Listed records:
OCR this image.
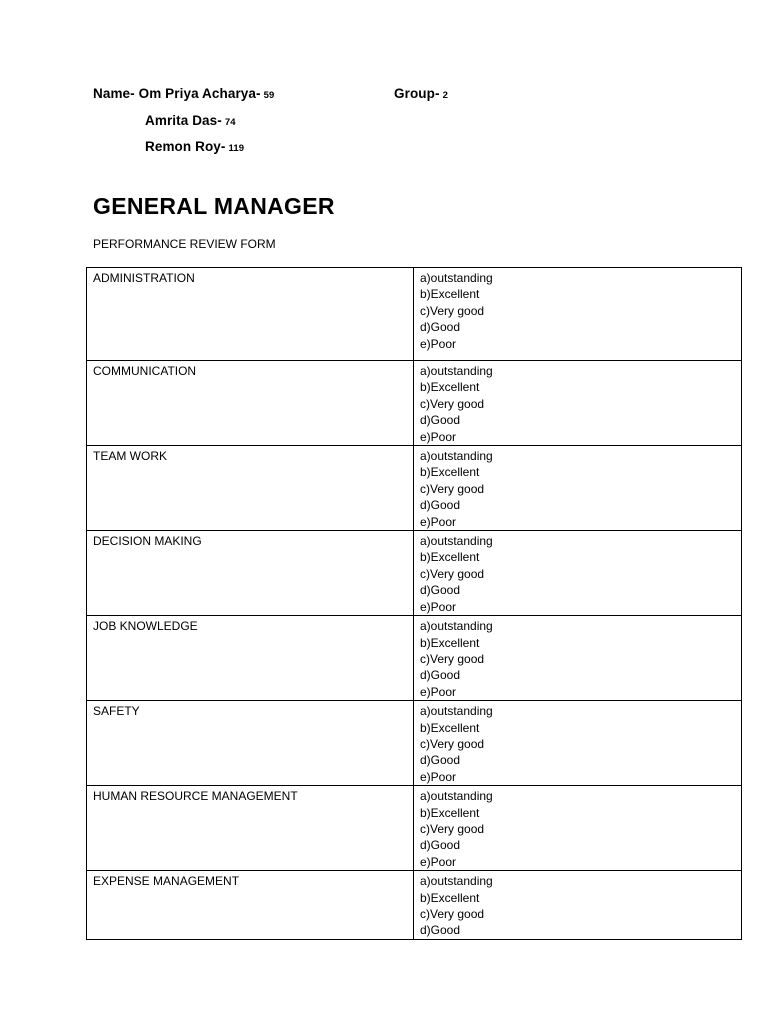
Name- Om Priya Acharya- 59	Group- 2
Amrita Das- 74
Remon Roy- 119
GENERAL MANAGER

PERFORMANCE REVIEW FORM

ADMINISTRATION	a)outstanding
b)Excellent
c)Very good
d)Good
e)Poor

COMMUNICATION	a)outstanding
b)Excellent
c)Very good
d)Good
e)Poor

TEAM WORK	a)outstanding
b)Excellent
c)Very good
d)Good
e)Poor

DECISION MAKING	a)outstanding
b)Excellent
c)Very good
d)Good
e)Poor

JOB KNOWLEDGE	a)outstanding
b)Excellent
c)Very good
d)Good
e)Poor

SAFETY	a)outstanding
b)Excellent
c)Very good
d)Good
e)Poor

HUMAN RESOURCE MANAGEMENT	a)outstanding
b)Excellent
c)Very good
d)Good
e)Poor

EXPENSE MANAGEMENT	a)outstanding
b)Excellent
c)Very good
d)Good
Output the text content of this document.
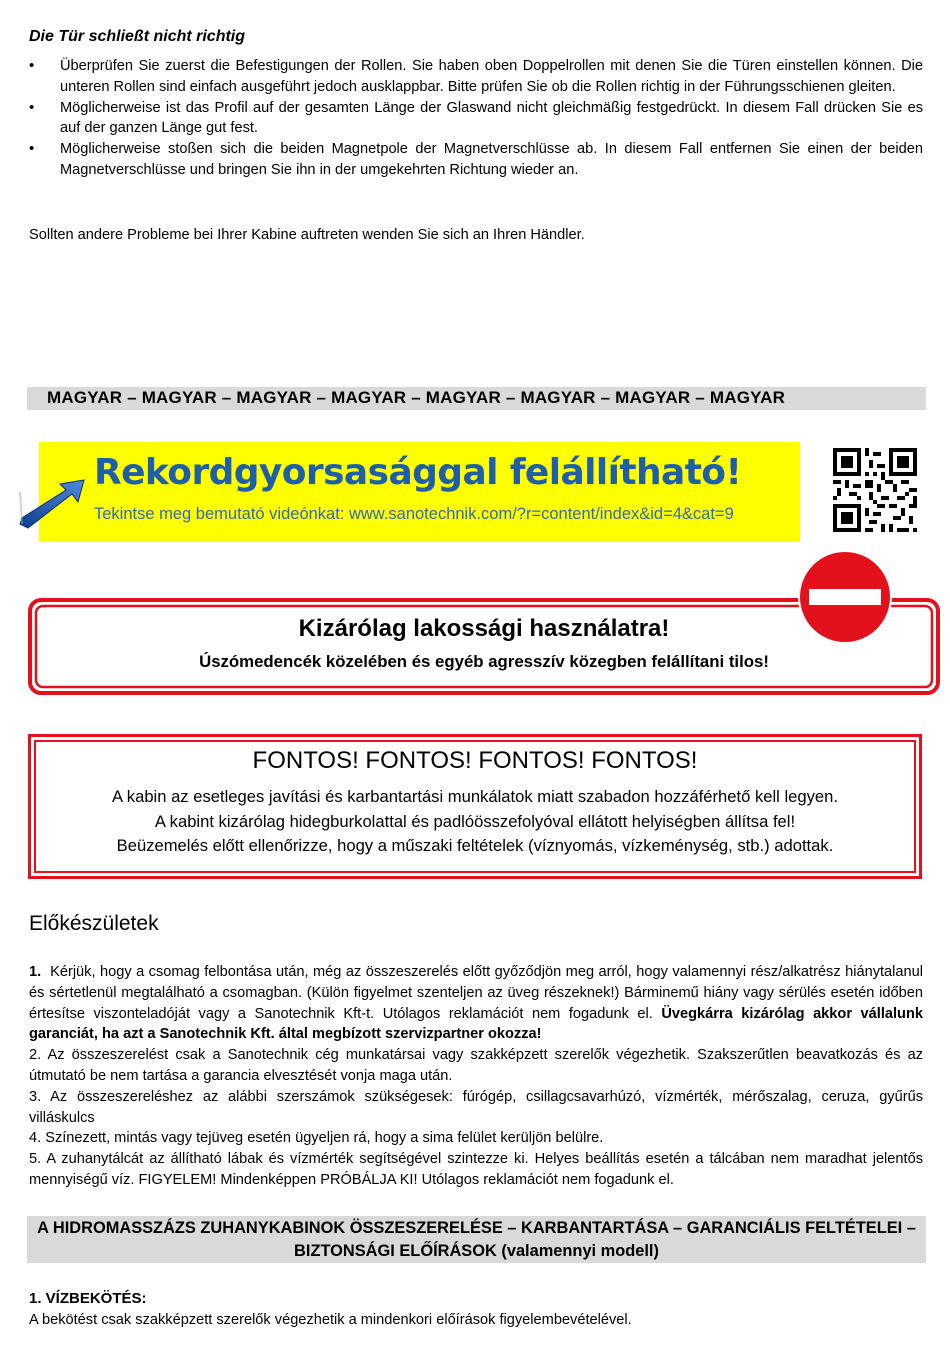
Die Tür schließt nicht richtig
• Überprüfen Sie zuerst die Befestigungen der Rollen. Sie haben oben Doppelrollen mit denen Sie die Türen einstellen können. Die unteren Rollen sind einfach ausgeführt jedoch ausklappbar. Bitte prüfen Sie ob die Rollen richtig in der Führungsschienen gleiten.
• Möglicherweise ist das Profil auf der gesamten Länge der Glaswand nicht gleichmäßig festgedrückt. In diesem Fall drücken Sie es auf der ganzen Länge gut fest.
• Möglicherweise stoßen sich die beiden Magnetpole der Magnetverschlüsse ab. In diesem Fall entfernen Sie einen der beiden Magnetverschlüsse und bringen Sie ihn in der umgekehrten Richtung wieder an.
Sollten andere Probleme bei Ihrer Kabine auftreten wenden Sie sich an Ihren Händler.
MAGYAR – MAGYAR – MAGYAR – MAGYAR – MAGYAR – MAGYAR – MAGYAR – MAGYAR
Rekordgyorsasággal felállítható!
Tekintse meg bemutató videónkat: www.sanotechnik.com/?r=content/index&id=4&cat=9
Kizárólag lakossági használatra!
Úszómedencék közelében és egyéb agresszív közegben felállítani tilos!
FONTOS! FONTOS! FONTOS! FONTOS!
A kabin az esetleges javítási és karbantartási munkálatok miatt szabadon hozzáférhető kell legyen.
A kabint kizárólag hidegburkolattal és padlóösszefolyóval ellátott helyiségben állítsa fel!
Beüzemelés előtt ellenőrizze, hogy a műszaki feltételek (víznyomás, vízkeménység, stb.) adottak.
Előkészületek
1. Kérjük, hogy a csomag felbontása után, még az összeszerelés előtt győződjön meg arról, hogy valamennyi rész/alkatrész hiánytalanul és sértetlenül megtalálható a csomagban. (Külön figyelmet szenteljen az üveg részeknek!) Bárminemű hiány vagy sérülés esetén időben értesítse viszonteladóját vagy a Sanotechnik Kft-t. Utólagos reklamációt nem fogadunk el. Üvegkárra kizárólag akkor vállalunk garanciát, ha azt a Sanotechnik Kft. által megbízott szervizpartner okozza!
2. Az összeszerelést csak a Sanotechnik cég munkatársai vagy szakképzett szerelők végezhetik. Szakszerűtlen beavatkozás és az útmutató be nem tartása a garancia elvesztését vonja maga után.
3. Az összeszereléshez az alábbi szerszámok szükségesek: fúrógép, csillagcsavarhúzó, vízmérték, mérőszalag, ceruza, gyűrűs villáskulcs
4. Színezett, mintás vagy tejüveg esetén ügyeljen rá, hogy a sima felület kerüljön belülre.
5. A zuhanytálcát az állítható lábak és vízmérték segítségével szintezze ki. Helyes beállítás esetén a tálcában nem maradhat jelentős mennyiségű víz. FIGYELEM! Mindenképpen PRÓBÁLJA KI! Utólagos reklamációt nem fogadunk el.
A HIDROMASSZÁZS ZUHANYKABINOK ÖSSZESZERELÉSE – KARBANTARTÁSA – GARANCIÁLIS FELTÉTELEI –
BIZTONSÁGI ELŐÍRÁSOK (valamennyi modell)
1. VÍZBEKÖTÉS:
A bekötést csak szakképzett szerelők végezhetik a mindenkori előírások figyelembevételével.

Set task:
Print all of the entries word for word. Omit the pictures they contain.

Answer to this task:
OCR this image.
Name- Om Priya Acharya- 59	Group- 2
Amrita Das- 74
Remon Roy- 119
GENERAL MANAGER

PERFORMANCE REVIEW FORM

ADMINISTRATION	a)outstanding
b)Excellent
c)Very good
d)Good
e)Poor

COMMUNICATION	a)outstanding
b)Excellent
c)Very good
d)Good
e)Poor

TEAM WORK	a)outstanding
b)Excellent
c)Very good
d)Good
e)Poor

DECISION MAKING	a)outstanding
b)Excellent
c)Very good
d)Good
e)Poor

JOB KNOWLEDGE	a)outstanding
b)Excellent
c)Very good
d)Good
e)Poor

SAFETY	a)outstanding
b)Excellent
c)Very good
d)Good
e)Poor

HUMAN RESOURCE MANAGEMENT	a)outstanding
b)Excellent
c)Very good
d)Good
e)Poor

EXPENSE MANAGEMENT	a)outstanding
b)Excellent
c)Very good
d)Good
Output the text content of this document.
Die Tür schließt nicht richtig
• Überprüfen Sie zuerst die Befestigungen der Rollen. Sie haben oben Doppelrollen mit denen Sie die Türen einstellen können. Die unteren Rollen sind einfach ausgeführt jedoch ausklappbar. Bitte prüfen Sie ob die Rollen richtig in der Führungsschienen gleiten.
• Möglicherweise ist das Profil auf der gesamten Länge der Glaswand nicht gleichmäßig festgedrückt. In diesem Fall drücken Sie es auf der ganzen Länge gut fest.
• Möglicherweise stoßen sich die beiden Magnetpole der Magnetverschlüsse ab. In diesem Fall entfernen Sie einen der beiden Magnetverschlüsse und bringen Sie ihn in der umgekehrten Richtung wieder an.
Sollten andere Probleme bei Ihrer Kabine auftreten wenden Sie sich an Ihren Händler.
MAGYAR – MAGYAR – MAGYAR – MAGYAR – MAGYAR – MAGYAR – MAGYAR – MAGYAR
Rekordgyorsasággal felállítható!
Tekintse meg bemutató videónkat: www.sanotechnik.com/?r=content/index&id=4&cat=9
Kizárólag lakossági használatra!
Úszómedencék közelében és egyéb agresszív közegben felállítani tilos!
FONTOS! FONTOS! FONTOS! FONTOS!
A kabin az esetleges javítási és karbantartási munkálatok miatt szabadon hozzáférhető kell legyen.
A kabint kizárólag hidegburkolattal és padlóösszefolyóval ellátott helyiségben állítsa fel!
Beüzemelés előtt ellenőrizze, hogy a műszaki feltételek (víznyomás, vízkeménység, stb.) adottak.
Előkészületek
1. Kérjük, hogy a csomag felbontása után, még az összeszerelés előtt győződjön meg arról, hogy valamennyi rész/alkatrész hiánytalanul és sértetlenül megtalálható a csomagban. (Külön figyelmet szenteljen az üveg részeknek!) Bárminemű hiány vagy sérülés esetén időben értesítse viszonteladóját vagy a Sanotechnik Kft-t. Utólagos reklamációt nem fogadunk el. Üvegkárra kizárólag akkor vállalunk garanciát, ha azt a Sanotechnik Kft. által megbízott szervizpartner okozza!
2. Az összeszerelést csak a Sanotechnik cég munkatársai vagy szakképzett szerelők végezhetik. Szakszerűtlen beavatkozás és az útmutató be nem tartása a garancia elvesztését vonja maga után.
3. Az összeszereléshez az alábbi szerszámok szükségesek: fúrógép, csillagcsavarhúzó, vízmérték, mérőszalag, ceruza, gyűrűs villáskulcs
4. Színezett, mintás vagy tejüveg esetén ügyeljen rá, hogy a sima felület kerüljön belülre.
5. A zuhanytálcát az állítható lábak és vízmérték segítségével szintezze ki. Helyes beállítás esetén a tálcában nem maradhat jelentős mennyiségű víz. FIGYELEM! Mindenképpen PRÓBÁLJA KI! Utólagos reklamációt nem fogadunk el.
A HIDROMASSZÁZS ZUHANYKABINOK ÖSSZESZERELÉSE – KARBANTARTÁSA – GARANCIÁLIS FELTÉTELEI –
BIZTONSÁGI ELŐÍRÁSOK (valamennyi modell)
1. VÍZBEKÖTÉS:
A bekötést csak szakképzett szerelők végezhetik a mindenkori előírások figyelembevételével.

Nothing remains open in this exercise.